* [ENTRIES]
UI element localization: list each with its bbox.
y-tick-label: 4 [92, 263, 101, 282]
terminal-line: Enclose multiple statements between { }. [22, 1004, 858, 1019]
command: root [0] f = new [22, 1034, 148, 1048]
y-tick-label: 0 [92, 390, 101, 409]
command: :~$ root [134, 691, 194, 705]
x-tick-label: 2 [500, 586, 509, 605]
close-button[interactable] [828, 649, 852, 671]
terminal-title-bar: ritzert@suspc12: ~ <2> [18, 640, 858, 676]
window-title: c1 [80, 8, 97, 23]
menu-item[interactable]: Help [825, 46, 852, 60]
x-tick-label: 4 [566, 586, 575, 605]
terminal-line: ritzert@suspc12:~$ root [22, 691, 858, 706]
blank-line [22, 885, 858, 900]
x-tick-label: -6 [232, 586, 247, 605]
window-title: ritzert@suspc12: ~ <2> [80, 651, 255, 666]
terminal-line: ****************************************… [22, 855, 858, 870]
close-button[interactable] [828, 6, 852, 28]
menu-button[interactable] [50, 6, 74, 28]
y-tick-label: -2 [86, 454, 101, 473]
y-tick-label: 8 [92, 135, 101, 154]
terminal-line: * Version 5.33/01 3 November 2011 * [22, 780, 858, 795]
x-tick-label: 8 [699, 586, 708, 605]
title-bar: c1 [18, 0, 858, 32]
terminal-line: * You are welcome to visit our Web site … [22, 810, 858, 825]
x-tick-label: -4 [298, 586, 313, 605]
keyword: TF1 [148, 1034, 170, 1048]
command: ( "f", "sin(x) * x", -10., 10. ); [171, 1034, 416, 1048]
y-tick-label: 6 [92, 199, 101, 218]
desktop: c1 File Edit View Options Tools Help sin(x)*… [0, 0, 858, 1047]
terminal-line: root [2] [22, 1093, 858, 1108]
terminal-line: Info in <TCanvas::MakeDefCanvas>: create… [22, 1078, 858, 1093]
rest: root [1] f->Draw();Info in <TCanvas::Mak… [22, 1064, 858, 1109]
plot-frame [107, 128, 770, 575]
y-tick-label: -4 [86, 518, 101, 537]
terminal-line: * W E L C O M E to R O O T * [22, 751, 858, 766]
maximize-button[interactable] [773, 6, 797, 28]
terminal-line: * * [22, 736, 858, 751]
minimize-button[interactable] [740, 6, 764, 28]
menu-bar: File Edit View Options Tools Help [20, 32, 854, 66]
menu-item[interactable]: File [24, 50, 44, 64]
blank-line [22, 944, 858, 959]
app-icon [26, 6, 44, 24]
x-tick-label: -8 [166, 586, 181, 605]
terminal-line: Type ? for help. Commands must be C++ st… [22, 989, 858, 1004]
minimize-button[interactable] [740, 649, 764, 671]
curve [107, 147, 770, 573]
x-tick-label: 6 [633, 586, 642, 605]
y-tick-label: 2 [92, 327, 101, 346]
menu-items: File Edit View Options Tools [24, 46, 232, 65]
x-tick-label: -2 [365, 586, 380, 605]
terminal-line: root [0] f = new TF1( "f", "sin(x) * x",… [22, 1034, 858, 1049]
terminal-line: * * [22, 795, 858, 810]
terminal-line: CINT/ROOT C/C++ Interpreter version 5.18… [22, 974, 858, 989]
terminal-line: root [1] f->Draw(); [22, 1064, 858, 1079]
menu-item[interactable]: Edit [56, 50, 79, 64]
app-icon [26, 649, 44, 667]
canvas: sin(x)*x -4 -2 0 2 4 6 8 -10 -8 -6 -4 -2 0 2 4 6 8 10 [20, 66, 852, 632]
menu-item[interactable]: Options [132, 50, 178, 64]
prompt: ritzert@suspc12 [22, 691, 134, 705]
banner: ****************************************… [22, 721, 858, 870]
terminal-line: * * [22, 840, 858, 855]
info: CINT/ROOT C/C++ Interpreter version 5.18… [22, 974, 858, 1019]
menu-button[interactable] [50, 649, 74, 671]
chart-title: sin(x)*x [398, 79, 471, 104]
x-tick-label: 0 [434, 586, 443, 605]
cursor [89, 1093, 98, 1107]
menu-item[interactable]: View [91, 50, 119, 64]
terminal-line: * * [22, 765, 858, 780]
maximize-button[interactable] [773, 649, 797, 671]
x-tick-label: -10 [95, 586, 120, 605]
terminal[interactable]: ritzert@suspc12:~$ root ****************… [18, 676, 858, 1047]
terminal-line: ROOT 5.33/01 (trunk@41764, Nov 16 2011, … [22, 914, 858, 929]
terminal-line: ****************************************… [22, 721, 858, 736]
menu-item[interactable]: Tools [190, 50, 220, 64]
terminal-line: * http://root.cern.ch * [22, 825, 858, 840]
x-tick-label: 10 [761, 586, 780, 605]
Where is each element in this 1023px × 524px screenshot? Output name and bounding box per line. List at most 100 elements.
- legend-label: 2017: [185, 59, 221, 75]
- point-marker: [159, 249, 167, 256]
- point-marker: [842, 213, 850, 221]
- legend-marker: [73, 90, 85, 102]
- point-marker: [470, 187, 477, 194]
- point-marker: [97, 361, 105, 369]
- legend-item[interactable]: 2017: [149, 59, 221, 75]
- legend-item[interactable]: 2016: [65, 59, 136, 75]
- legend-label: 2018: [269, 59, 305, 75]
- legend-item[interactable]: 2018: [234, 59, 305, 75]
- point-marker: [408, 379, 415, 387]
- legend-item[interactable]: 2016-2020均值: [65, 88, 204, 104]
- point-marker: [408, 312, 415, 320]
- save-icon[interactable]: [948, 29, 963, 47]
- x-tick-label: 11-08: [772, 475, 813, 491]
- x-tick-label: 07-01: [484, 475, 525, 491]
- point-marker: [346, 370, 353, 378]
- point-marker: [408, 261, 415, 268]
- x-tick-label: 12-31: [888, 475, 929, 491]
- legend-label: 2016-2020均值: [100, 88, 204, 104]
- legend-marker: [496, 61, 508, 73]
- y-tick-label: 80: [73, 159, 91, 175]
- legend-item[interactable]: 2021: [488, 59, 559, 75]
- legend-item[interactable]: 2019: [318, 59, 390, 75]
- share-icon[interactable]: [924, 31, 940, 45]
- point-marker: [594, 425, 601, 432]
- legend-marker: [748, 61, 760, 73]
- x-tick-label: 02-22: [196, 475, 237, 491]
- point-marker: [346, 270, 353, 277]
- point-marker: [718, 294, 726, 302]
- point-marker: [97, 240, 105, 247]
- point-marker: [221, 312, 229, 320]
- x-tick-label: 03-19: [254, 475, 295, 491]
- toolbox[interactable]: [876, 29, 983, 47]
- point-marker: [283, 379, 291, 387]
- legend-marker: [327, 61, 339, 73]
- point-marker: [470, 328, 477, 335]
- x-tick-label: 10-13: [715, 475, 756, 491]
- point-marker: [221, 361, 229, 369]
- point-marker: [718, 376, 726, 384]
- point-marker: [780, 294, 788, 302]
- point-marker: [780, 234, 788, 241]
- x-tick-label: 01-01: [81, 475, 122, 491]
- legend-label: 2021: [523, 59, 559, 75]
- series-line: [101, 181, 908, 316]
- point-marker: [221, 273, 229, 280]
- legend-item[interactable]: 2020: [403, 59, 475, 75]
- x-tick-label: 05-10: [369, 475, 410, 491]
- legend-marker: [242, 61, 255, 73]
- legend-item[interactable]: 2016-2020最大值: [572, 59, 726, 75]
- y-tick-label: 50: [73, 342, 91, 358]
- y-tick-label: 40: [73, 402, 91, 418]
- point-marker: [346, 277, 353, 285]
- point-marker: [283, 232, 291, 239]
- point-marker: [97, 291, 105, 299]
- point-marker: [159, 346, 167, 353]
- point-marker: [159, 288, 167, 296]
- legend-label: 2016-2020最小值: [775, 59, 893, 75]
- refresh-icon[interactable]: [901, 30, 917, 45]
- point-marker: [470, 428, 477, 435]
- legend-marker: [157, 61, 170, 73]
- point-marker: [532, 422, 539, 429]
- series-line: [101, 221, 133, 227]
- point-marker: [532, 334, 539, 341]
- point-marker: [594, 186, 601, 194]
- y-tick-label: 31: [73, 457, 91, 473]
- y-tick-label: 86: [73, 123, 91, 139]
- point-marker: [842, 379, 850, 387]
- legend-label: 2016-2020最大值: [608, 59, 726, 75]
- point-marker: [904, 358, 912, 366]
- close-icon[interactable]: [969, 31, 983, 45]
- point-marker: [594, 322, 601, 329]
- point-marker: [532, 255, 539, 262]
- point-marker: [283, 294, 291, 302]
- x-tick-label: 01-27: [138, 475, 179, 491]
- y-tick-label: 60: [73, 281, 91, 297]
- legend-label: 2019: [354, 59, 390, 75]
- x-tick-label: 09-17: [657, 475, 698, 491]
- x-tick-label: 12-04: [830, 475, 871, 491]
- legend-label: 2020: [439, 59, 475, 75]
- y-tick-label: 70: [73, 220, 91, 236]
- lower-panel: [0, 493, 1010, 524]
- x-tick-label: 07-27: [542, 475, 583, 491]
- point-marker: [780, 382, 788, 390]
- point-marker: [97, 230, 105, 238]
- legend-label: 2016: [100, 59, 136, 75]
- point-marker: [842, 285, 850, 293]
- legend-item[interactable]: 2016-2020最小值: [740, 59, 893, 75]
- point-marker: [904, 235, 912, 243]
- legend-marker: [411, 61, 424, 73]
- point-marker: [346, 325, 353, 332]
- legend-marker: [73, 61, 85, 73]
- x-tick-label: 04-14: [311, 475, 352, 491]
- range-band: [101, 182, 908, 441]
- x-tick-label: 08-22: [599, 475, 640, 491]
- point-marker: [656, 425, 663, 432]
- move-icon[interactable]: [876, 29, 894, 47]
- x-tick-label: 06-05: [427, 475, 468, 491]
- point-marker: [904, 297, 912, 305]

* [GIVEN INSTRUCTION] Render the lines from the start of the records through the line containing "855, 858, 870]", inclusive, as a Markdown table with the columns Row and Entry, numbering each line and omitting any blank lines.

* [THE REPLY]
| Row | Entry |
|---|---|
| 1 | UI element localization: list each with its bbox. |
| 2 | y-tick-label: 4 [92, 263, 101, 282] |
| 3 | terminal-line: Enclose multiple statements between { }. [22, 1004, 858, 1019] |
| 4 | command: root [0] f = new [22, 1034, 148, 1048] |
| 5 | y-tick-label: 0 [92, 390, 101, 409] |
| 6 | command: :~$ root [134, 691, 194, 705] |
| 7 | x-tick-label: 2 [500, 586, 509, 605] |
| 8 | close-button[interactable] [828, 649, 852, 671] |
| 9 | terminal-title-bar: ritzert@suspc12: ~ <2> [18, 640, 858, 676] |
| 10 | window-title: c1 [80, 8, 97, 23] |
| 11 | menu-item[interactable]: Help [825, 46, 852, 60] |
| 12 | x-tick-label: 4 [566, 586, 575, 605] |
| 13 | terminal-line: ritzert@suspc12:~$ root [22, 691, 858, 706] |
| 14 | blank-line [22, 885, 858, 900] |
| 15 | x-tick-label: -6 [232, 586, 247, 605] |
| 16 | window-title: ritzert@suspc12: ~ <2> [80, 651, 255, 666] |
| 17 | terminal-line: ****************************************… [22, 855, 858, 870] |